**TO DO:** Using the records provided below, locate and copy each line that contains the word "color".

──────

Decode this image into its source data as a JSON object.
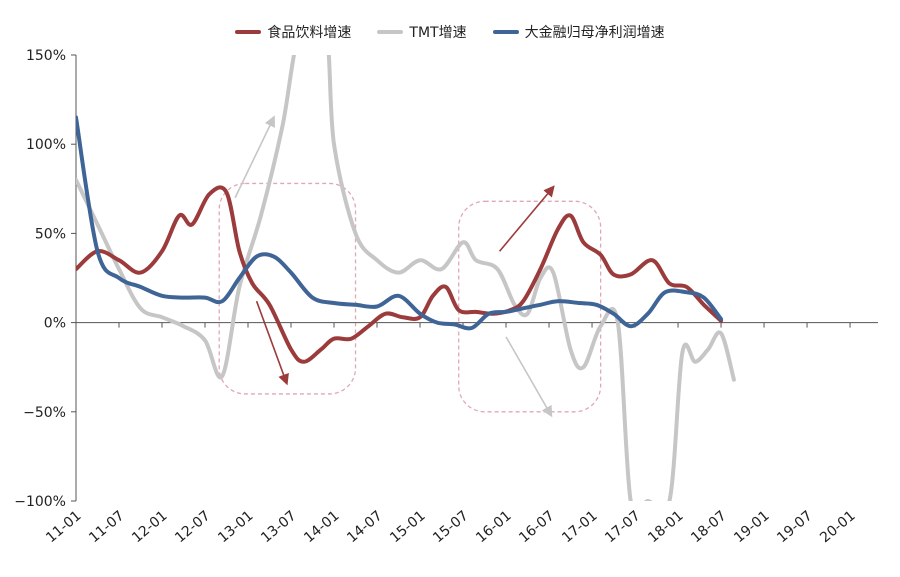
{
  "chart_data": {
    "type": "line",
    "title": "",
    "xlabel": "",
    "ylabel": "",
    "ylim": [
      -100,
      150
    ],
    "y_ticks": [
      150,
      100,
      50,
      0,
      -50,
      -100
    ],
    "y_tick_labels": [
      "150%",
      "100%",
      "50%",
      "0%",
      "−50%",
      "−100%"
    ],
    "x_tick_labels": [
      "11-01",
      "11-07",
      "12-01",
      "12-07",
      "13-01",
      "13-07",
      "14-01",
      "14-07",
      "15-01",
      "15-07",
      "16-01",
      "16-07",
      "17-01",
      "17-07",
      "18-01",
      "18-07",
      "19-01",
      "19-07",
      "20-01"
    ],
    "grid": false,
    "legend_position": "top-center",
    "series": [
      {
        "name": "食品饮料增速",
        "color": "#9b3b3b",
        "points": [
          [
            0,
            30
          ],
          [
            0.5,
            40
          ],
          [
            1,
            35
          ],
          [
            1.5,
            28
          ],
          [
            2,
            40
          ],
          [
            2.4,
            60
          ],
          [
            2.7,
            55
          ],
          [
            3.1,
            72
          ],
          [
            3.5,
            73
          ],
          [
            3.8,
            40
          ],
          [
            4.1,
            22
          ],
          [
            4.5,
            10
          ],
          [
            5,
            -15
          ],
          [
            5.3,
            -22
          ],
          [
            5.7,
            -15
          ],
          [
            6,
            -9
          ],
          [
            6.4,
            -9
          ],
          [
            6.8,
            -2
          ],
          [
            7.2,
            5
          ],
          [
            7.6,
            3
          ],
          [
            8,
            3
          ],
          [
            8.3,
            15
          ],
          [
            8.6,
            20
          ],
          [
            8.9,
            7
          ],
          [
            9.3,
            6
          ],
          [
            9.7,
            5
          ],
          [
            10.1,
            7
          ],
          [
            10.4,
            12
          ],
          [
            10.8,
            30
          ],
          [
            11.2,
            52
          ],
          [
            11.5,
            60
          ],
          [
            11.8,
            45
          ],
          [
            12.2,
            38
          ],
          [
            12.5,
            27
          ],
          [
            12.9,
            27
          ],
          [
            13.4,
            35
          ],
          [
            13.8,
            22
          ],
          [
            14.2,
            20
          ],
          [
            14.6,
            10
          ],
          [
            15,
            1
          ]
        ]
      },
      {
        "name": "TMT增速",
        "color": "#c6c6c6",
        "points": [
          [
            0,
            80
          ],
          [
            0.5,
            55
          ],
          [
            1,
            30
          ],
          [
            1.5,
            8
          ],
          [
            2,
            3
          ],
          [
            2.5,
            -2
          ],
          [
            3,
            -10
          ],
          [
            3.4,
            -30
          ],
          [
            3.8,
            20
          ],
          [
            4.3,
            60
          ],
          [
            4.8,
            110
          ],
          [
            5.2,
            162
          ],
          [
            5.8,
            165
          ],
          [
            6,
            100
          ],
          [
            6.5,
            50
          ],
          [
            7,
            35
          ],
          [
            7.5,
            28
          ],
          [
            8,
            35
          ],
          [
            8.5,
            30
          ],
          [
            9,
            45
          ],
          [
            9.3,
            35
          ],
          [
            9.8,
            30
          ],
          [
            10.2,
            10
          ],
          [
            10.5,
            5
          ],
          [
            10.8,
            25
          ],
          [
            11.1,
            28
          ],
          [
            11.5,
            -15
          ],
          [
            11.8,
            -25
          ],
          [
            12.2,
            -2
          ],
          [
            12.6,
            0
          ],
          [
            12.9,
            -100
          ],
          [
            13.3,
            -100
          ],
          [
            13.8,
            -100
          ],
          [
            14.1,
            -17
          ],
          [
            14.4,
            -22
          ],
          [
            14.7,
            -15
          ],
          [
            15,
            -6
          ],
          [
            15.3,
            -32
          ]
        ]
      },
      {
        "name": "大金融归母净利润增速",
        "color": "#3f6496",
        "points": [
          [
            0,
            115
          ],
          [
            0.5,
            40
          ],
          [
            1,
            25
          ],
          [
            1.5,
            20
          ],
          [
            2,
            15
          ],
          [
            2.5,
            14
          ],
          [
            3,
            14
          ],
          [
            3.4,
            12
          ],
          [
            3.8,
            25
          ],
          [
            4.2,
            37
          ],
          [
            4.6,
            37
          ],
          [
            5,
            28
          ],
          [
            5.5,
            14
          ],
          [
            6,
            11
          ],
          [
            6.5,
            10
          ],
          [
            7,
            9
          ],
          [
            7.5,
            15
          ],
          [
            8,
            5
          ],
          [
            8.4,
            0
          ],
          [
            8.8,
            -1
          ],
          [
            9.2,
            -3
          ],
          [
            9.6,
            5
          ],
          [
            10,
            6
          ],
          [
            10.4,
            8
          ],
          [
            10.8,
            10
          ],
          [
            11.2,
            12
          ],
          [
            11.7,
            11
          ],
          [
            12.1,
            10
          ],
          [
            12.5,
            5
          ],
          [
            12.9,
            -2
          ],
          [
            13.3,
            5
          ],
          [
            13.7,
            17
          ],
          [
            14.2,
            17
          ],
          [
            14.6,
            14
          ],
          [
            15,
            2
          ]
        ]
      }
    ],
    "annotations": [
      {
        "type": "dashed-box",
        "x": [
          3.33,
          6.5
        ],
        "y": [
          -40,
          78
        ]
      },
      {
        "type": "dashed-box",
        "x": [
          8.9,
          12.2
        ],
        "y": [
          -50,
          68
        ]
      },
      {
        "type": "arrow",
        "from": [
          3.7,
          70
        ],
        "to": [
          4.6,
          115
        ],
        "color": "#c6c6c6"
      },
      {
        "type": "arrow",
        "from": [
          4.2,
          12
        ],
        "to": [
          4.9,
          -34
        ],
        "color": "#9b3b3b"
      },
      {
        "type": "arrow",
        "from": [
          9.85,
          40
        ],
        "to": [
          11.1,
          76
        ],
        "color": "#9b3b3b"
      },
      {
        "type": "arrow",
        "from": [
          10,
          -8
        ],
        "to": [
          11.05,
          -52
        ],
        "color": "#c6c6c6"
      }
    ]
  }
}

──────

**IN RESPONSE:**
        "color": "#9b3b3b",
        "color": "#c6c6c6",
        "color": "#3f6496",
        "color": "#c6c6c6"
        "color": "#9b3b3b"
        "color": "#9b3b3b"
        "color": "#c6c6c6"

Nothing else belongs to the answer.